About this task:
Reproduce the following entries exactly, leaving nothing out.

##### Data under study

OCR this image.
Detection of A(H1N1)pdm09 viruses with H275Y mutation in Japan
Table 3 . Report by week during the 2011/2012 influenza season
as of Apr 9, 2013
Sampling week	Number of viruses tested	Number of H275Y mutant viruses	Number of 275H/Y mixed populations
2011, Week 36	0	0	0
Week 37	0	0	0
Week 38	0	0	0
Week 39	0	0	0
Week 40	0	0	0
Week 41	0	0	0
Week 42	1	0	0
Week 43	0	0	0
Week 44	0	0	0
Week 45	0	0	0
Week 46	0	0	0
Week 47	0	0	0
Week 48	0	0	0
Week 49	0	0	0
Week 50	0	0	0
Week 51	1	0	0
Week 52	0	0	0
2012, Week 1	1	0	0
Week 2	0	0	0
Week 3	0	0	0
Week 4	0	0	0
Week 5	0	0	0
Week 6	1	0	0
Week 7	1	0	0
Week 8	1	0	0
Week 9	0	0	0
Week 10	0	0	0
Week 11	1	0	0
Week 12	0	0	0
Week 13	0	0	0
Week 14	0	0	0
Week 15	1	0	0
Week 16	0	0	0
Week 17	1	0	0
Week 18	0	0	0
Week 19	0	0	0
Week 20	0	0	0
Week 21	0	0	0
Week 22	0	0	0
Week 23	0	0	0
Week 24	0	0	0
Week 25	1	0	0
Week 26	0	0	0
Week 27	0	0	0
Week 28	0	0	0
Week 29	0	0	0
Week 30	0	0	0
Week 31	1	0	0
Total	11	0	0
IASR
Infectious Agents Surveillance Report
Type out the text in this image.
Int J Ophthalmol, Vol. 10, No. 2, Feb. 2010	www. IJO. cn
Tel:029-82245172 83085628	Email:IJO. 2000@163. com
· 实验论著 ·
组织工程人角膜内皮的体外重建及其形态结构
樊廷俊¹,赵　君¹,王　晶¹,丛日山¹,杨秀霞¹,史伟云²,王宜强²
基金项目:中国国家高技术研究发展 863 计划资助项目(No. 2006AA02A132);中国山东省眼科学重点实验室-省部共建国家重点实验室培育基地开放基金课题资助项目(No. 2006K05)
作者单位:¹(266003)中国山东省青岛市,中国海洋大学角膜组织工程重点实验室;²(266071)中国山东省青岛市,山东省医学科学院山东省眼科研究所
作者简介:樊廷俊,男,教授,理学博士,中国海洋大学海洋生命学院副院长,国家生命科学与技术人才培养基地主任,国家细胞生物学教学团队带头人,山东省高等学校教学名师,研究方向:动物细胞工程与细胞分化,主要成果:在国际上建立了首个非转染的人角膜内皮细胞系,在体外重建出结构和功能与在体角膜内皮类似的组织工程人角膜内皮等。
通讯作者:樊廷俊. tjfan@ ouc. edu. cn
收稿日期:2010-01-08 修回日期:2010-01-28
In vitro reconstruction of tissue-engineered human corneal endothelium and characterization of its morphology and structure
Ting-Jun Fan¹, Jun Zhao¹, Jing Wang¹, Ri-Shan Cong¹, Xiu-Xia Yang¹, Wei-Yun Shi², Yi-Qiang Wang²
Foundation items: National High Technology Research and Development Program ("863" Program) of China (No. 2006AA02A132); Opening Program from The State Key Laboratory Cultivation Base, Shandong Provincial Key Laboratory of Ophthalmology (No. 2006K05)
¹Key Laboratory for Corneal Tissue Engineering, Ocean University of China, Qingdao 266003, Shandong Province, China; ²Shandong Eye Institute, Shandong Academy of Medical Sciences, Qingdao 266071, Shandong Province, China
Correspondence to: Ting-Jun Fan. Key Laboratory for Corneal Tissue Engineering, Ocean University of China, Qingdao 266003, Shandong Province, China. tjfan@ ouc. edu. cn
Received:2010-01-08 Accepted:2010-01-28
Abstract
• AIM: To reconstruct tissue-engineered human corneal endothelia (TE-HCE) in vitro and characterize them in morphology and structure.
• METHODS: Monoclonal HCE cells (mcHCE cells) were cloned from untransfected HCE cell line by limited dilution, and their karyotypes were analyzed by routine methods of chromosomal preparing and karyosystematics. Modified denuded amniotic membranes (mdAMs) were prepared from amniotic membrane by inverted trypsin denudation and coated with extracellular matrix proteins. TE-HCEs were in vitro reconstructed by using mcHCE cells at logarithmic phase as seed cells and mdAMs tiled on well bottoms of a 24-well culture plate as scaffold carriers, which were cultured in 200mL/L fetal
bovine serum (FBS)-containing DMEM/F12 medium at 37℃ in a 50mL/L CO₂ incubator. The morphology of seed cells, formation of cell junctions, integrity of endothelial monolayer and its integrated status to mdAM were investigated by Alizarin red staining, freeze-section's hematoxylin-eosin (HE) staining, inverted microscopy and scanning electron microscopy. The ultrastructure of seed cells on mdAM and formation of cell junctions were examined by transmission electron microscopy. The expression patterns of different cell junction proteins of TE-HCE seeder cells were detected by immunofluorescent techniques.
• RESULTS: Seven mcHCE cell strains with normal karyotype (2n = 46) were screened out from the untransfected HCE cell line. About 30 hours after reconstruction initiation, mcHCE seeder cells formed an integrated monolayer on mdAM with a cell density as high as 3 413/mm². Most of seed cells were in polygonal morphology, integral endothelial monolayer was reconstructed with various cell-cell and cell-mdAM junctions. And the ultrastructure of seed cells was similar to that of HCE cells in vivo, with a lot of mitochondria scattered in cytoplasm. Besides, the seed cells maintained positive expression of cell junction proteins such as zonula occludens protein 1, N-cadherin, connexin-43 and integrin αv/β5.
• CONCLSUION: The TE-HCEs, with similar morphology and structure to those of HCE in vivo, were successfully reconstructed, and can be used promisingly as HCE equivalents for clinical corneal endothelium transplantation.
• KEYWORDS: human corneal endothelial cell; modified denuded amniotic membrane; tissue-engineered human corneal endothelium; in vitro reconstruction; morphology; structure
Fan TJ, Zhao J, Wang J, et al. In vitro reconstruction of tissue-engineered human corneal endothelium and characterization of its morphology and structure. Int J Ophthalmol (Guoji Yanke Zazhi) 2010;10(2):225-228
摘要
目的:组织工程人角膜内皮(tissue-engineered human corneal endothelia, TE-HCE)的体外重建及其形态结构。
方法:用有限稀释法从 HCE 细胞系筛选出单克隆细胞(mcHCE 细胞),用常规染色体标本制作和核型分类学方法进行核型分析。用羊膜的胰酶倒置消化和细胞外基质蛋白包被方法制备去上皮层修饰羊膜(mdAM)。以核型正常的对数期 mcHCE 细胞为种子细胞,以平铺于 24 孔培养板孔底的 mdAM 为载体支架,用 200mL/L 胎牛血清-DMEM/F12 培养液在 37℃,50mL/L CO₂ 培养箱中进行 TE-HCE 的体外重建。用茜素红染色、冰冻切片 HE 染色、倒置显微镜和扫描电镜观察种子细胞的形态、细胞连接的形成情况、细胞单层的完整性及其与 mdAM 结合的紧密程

##########

Task answer:
OCR this image.
Detection of A(H1N1)pdm09 viruses with H275Y mutation in Japan
Table 3 . Report by week during the 2011/2012 influenza season
as of Apr 9, 2013
Sampling week	Number of viruses tested	Number of H275Y mutant viruses	Number of 275H/Y mixed populations
2011, Week 36	0	0	0
Week 37	0	0	0
Week 38	0	0	0
Week 39	0	0	0
Week 40	0	0	0
Week 41	0	0	0
Week 42	1	0	0
Week 43	0	0	0
Week 44	0	0	0
Week 45	0	0	0
Week 46	0	0	0
Week 47	0	0	0
Week 48	0	0	0
Week 49	0	0	0
Week 50	0	0	0
Week 51	1	0	0
Week 52	0	0	0
2012, Week 1	1	0	0
Week 2	0	0	0
Week 3	0	0	0
Week 4	0	0	0
Week 5	0	0	0
Week 6	1	0	0
Week 7	1	0	0
Week 8	1	0	0
Week 9	0	0	0
Week 10	0	0	0
Week 11	1	0	0
Week 12	0	0	0
Week 13	0	0	0
Week 14	0	0	0
Week 15	1	0	0
Week 16	0	0	0
Week 17	1	0	0
Week 18	0	0	0
Week 19	0	0	0
Week 20	0	0	0
Week 21	0	0	0
Week 22	0	0	0
Week 23	0	0	0
Week 24	0	0	0
Week 25	1	0	0
Week 26	0	0	0
Week 27	0	0	0
Week 28	0	0	0
Week 29	0	0	0
Week 30	0	0	0
Week 31	1	0	0
Total	11	0	0
IASR
Infectious Agents Surveillance Report
Type out the text in this image.
Int J Ophthalmol, Vol. 10, No. 2, Feb. 2010	www. IJO. cn
Tel:029-82245172 83085628	Email:IJO. 2000@163. com
· 实验论著 ·
组织工程人角膜内皮的体外重建及其形态结构
樊廷俊¹,赵　君¹,王　晶¹,丛日山¹,杨秀霞¹,史伟云²,王宜强²
基金项目:中国国家高技术研究发展 863 计划资助项目(No. 2006AA02A132);中国山东省眼科学重点实验室-省部共建国家重点实验室培育基地开放基金课题资助项目(No. 2006K05)
作者单位:¹(266003)中国山东省青岛市,中国海洋大学角膜组织工程重点实验室;²(266071)中国山东省青岛市,山东省医学科学院山东省眼科研究所
作者简介:樊廷俊,男,教授,理学博士,中国海洋大学海洋生命学院副院长,国家生命科学与技术人才培养基地主任,国家细胞生物学教学团队带头人,山东省高等学校教学名师,研究方向:动物细胞工程与细胞分化,主要成果:在国际上建立了首个非转染的人角膜内皮细胞系,在体外重建出结构和功能与在体角膜内皮类似的组织工程人角膜内皮等。
通讯作者:樊廷俊. tjfan@ ouc. edu. cn
收稿日期:2010-01-08 修回日期:2010-01-28
In vitro reconstruction of tissue-engineered human corneal endothelium and characterization of its morphology and structure
Ting-Jun Fan¹, Jun Zhao¹, Jing Wang¹, Ri-Shan Cong¹, Xiu-Xia Yang¹, Wei-Yun Shi², Yi-Qiang Wang²
Foundation items: National High Technology Research and Development Program ("863" Program) of China (No. 2006AA02A132); Opening Program from The State Key Laboratory Cultivation Base, Shandong Provincial Key Laboratory of Ophthalmology (No. 2006K05)
¹Key Laboratory for Corneal Tissue Engineering, Ocean University of China, Qingdao 266003, Shandong Province, China; ²Shandong Eye Institute, Shandong Academy of Medical Sciences, Qingdao 266071, Shandong Province, China
Correspondence to: Ting-Jun Fan. Key Laboratory for Corneal Tissue Engineering, Ocean University of China, Qingdao 266003, Shandong Province, China. tjfan@ ouc. edu. cn
Received:2010-01-08 Accepted:2010-01-28
Abstract
• AIM: To reconstruct tissue-engineered human corneal endothelia (TE-HCE) in vitro and characterize them in morphology and structure.
• METHODS: Monoclonal HCE cells (mcHCE cells) were cloned from untransfected HCE cell line by limited dilution, and their karyotypes were analyzed by routine methods of chromosomal preparing and karyosystematics. Modified denuded amniotic membranes (mdAMs) were prepared from amniotic membrane by inverted trypsin denudation and coated with extracellular matrix proteins. TE-HCEs were in vitro reconstructed by using mcHCE cells at logarithmic phase as seed cells and mdAMs tiled on well bottoms of a 24-well culture plate as scaffold carriers, which were cultured in 200mL/L fetal
bovine serum (FBS)-containing DMEM/F12 medium at 37℃ in a 50mL/L CO₂ incubator. The morphology of seed cells, formation of cell junctions, integrity of endothelial monolayer and its integrated status to mdAM were investigated by Alizarin red staining, freeze-section's hematoxylin-eosin (HE) staining, inverted microscopy and scanning electron microscopy. The ultrastructure of seed cells on mdAM and formation of cell junctions were examined by transmission electron microscopy. The expression patterns of different cell junction proteins of TE-HCE seeder cells were detected by immunofluorescent techniques.
• RESULTS: Seven mcHCE cell strains with normal karyotype (2n = 46) were screened out from the untransfected HCE cell line. About 30 hours after reconstruction initiation, mcHCE seeder cells formed an integrated monolayer on mdAM with a cell density as high as 3 413/mm². Most of seed cells were in polygonal morphology, integral endothelial monolayer was reconstructed with various cell-cell and cell-mdAM junctions. And the ultrastructure of seed cells was similar to that of HCE cells in vivo, with a lot of mitochondria scattered in cytoplasm. Besides, the seed cells maintained positive expression of cell junction proteins such as zonula occludens protein 1, N-cadherin, connexin-43 and integrin αv/β5.
• CONCLSUION: The TE-HCEs, with similar morphology and structure to those of HCE in vivo, were successfully reconstructed, and can be used promisingly as HCE equivalents for clinical corneal endothelium transplantation.
• KEYWORDS: human corneal endothelial cell; modified denuded amniotic membrane; tissue-engineered human corneal endothelium; in vitro reconstruction; morphology; structure
Fan TJ, Zhao J, Wang J, et al. In vitro reconstruction of tissue-engineered human corneal endothelium and characterization of its morphology and structure. Int J Ophthalmol (Guoji Yanke Zazhi) 2010;10(2):225-228
摘要
目的:组织工程人角膜内皮(tissue-engineered human corneal endothelia, TE-HCE)的体外重建及其形态结构。
方法:用有限稀释法从 HCE 细胞系筛选出单克隆细胞(mcHCE 细胞),用常规染色体标本制作和核型分类学方法进行核型分析。用羊膜的胰酶倒置消化和细胞外基质蛋白包被方法制备去上皮层修饰羊膜(mdAM)。以核型正常的对数期 mcHCE 细胞为种子细胞,以平铺于 24 孔培养板孔底的 mdAM 为载体支架,用 200mL/L 胎牛血清-DMEM/F12 培养液在 37℃,50mL/L CO₂ 培养箱中进行 TE-HCE 的体外重建。用茜素红染色、冰冻切片 HE 染色、倒置显微镜和扫描电镜观察种子细胞的形态、细胞连接的形成情况、细胞单层的完整性及其与 mdAM 结合的紧密程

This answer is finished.